* Stated task *
Spot each line in the records below where the word "معرف" occurs, then copy it.

━━━

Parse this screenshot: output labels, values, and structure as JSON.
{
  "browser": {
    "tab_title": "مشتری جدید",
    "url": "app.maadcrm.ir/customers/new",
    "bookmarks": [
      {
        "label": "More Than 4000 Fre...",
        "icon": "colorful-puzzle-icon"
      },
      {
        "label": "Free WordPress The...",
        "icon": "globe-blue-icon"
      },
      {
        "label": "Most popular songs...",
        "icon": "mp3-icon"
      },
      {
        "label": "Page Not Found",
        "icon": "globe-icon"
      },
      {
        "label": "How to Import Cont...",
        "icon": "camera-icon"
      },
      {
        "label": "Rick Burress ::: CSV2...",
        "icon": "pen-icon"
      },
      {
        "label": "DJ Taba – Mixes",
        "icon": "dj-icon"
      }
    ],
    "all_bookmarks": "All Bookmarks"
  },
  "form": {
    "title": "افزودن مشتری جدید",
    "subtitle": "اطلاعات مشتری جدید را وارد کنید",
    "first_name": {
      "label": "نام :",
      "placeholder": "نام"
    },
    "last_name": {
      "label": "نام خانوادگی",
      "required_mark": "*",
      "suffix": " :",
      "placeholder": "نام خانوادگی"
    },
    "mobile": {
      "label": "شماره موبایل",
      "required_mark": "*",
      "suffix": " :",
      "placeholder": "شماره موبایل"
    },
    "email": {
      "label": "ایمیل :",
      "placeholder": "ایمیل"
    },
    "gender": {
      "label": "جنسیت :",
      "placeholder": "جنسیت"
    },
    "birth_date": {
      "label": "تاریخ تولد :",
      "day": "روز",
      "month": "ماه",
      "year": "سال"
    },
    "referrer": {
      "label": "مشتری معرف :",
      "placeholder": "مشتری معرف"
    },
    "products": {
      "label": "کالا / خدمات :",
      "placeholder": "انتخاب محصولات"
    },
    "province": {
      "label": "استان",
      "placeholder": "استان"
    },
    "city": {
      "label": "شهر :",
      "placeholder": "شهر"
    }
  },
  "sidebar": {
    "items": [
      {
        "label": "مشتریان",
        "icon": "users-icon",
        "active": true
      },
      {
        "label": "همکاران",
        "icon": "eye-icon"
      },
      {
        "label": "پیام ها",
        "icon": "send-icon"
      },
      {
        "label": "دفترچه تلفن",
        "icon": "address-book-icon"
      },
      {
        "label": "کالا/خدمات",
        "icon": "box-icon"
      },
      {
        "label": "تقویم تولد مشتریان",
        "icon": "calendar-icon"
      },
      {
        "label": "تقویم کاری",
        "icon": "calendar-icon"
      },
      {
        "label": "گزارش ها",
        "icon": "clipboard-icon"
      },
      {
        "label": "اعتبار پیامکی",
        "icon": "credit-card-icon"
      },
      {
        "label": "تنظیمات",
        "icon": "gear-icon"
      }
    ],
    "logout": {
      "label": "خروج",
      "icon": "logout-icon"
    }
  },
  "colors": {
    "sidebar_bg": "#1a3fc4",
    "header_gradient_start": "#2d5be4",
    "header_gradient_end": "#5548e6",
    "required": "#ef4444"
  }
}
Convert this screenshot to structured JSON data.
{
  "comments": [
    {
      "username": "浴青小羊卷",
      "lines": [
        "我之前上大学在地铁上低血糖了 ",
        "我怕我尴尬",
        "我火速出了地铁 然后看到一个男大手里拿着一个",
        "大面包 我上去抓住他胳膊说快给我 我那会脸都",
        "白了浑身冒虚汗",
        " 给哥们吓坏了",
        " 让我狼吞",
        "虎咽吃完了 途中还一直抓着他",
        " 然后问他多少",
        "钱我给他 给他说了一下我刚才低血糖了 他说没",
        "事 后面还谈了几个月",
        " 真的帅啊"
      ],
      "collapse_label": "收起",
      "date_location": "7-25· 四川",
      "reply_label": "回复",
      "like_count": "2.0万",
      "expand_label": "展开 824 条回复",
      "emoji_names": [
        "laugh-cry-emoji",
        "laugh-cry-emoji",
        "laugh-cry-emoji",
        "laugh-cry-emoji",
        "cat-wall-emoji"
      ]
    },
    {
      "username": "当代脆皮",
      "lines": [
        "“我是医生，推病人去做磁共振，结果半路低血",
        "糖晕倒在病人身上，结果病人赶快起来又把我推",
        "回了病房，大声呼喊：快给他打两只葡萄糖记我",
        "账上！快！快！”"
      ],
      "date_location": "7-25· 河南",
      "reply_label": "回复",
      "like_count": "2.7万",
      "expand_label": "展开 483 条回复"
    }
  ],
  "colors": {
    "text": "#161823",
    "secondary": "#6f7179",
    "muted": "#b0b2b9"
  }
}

━━━

* Response to the exercise *
      "label": "مشتری معرف :",
      "placeholder": "مشتری معرف"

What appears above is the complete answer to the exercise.